### [REQUIRED WORK]
Retype all material exactly. Pictures stay out of the copy.

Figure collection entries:

»»

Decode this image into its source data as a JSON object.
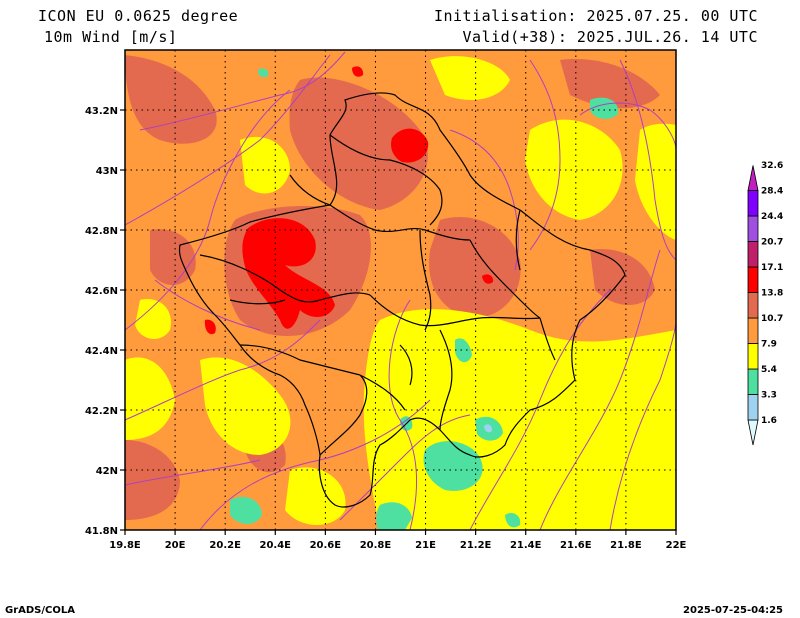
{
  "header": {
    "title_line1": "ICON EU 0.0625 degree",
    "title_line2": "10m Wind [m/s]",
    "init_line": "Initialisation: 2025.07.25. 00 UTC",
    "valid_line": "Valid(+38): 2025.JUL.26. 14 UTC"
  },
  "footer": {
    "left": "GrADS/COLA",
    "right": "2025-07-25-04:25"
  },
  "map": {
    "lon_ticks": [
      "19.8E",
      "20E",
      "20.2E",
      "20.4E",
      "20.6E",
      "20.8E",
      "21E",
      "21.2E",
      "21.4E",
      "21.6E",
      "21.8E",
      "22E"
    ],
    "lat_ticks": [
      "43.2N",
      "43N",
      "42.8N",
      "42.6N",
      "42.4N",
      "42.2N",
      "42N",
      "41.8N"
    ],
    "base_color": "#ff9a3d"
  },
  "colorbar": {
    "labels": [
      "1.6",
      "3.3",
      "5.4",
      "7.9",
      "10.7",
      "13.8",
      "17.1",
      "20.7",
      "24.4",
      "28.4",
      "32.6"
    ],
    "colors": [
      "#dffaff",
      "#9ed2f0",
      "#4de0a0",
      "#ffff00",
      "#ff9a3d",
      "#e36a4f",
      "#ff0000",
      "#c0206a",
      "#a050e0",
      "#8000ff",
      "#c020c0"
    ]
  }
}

««

### [ANSWER TO THIS EXERCISE]
Decode this image into its source data as a JSON object.
{
  "header": {
    "title_line1": "ICON EU 0.0625 degree",
    "title_line2": "10m Wind [m/s]",
    "init_line": "Initialisation: 2025.07.25. 00 UTC",
    "valid_line": "Valid(+38): 2025.JUL.26. 14 UTC"
  },
  "footer": {
    "left": "GrADS/COLA",
    "right": "2025-07-25-04:25"
  },
  "map": {
    "lon_ticks": [
      "19.8E",
      "20E",
      "20.2E",
      "20.4E",
      "20.6E",
      "20.8E",
      "21E",
      "21.2E",
      "21.4E",
      "21.6E",
      "21.8E",
      "22E"
    ],
    "lat_ticks": [
      "43.2N",
      "43N",
      "42.8N",
      "42.6N",
      "42.4N",
      "42.2N",
      "42N",
      "41.8N"
    ],
    "base_color": "#ff9a3d"
  },
  "colorbar": {
    "labels": [
      "1.6",
      "3.3",
      "5.4",
      "7.9",
      "10.7",
      "13.8",
      "17.1",
      "20.7",
      "24.4",
      "28.4",
      "32.6"
    ],
    "colors": [
      "#dffaff",
      "#9ed2f0",
      "#4de0a0",
      "#ffff00",
      "#ff9a3d",
      "#e36a4f",
      "#ff0000",
      "#c0206a",
      "#a050e0",
      "#8000ff",
      "#c020c0"
    ]
  }
}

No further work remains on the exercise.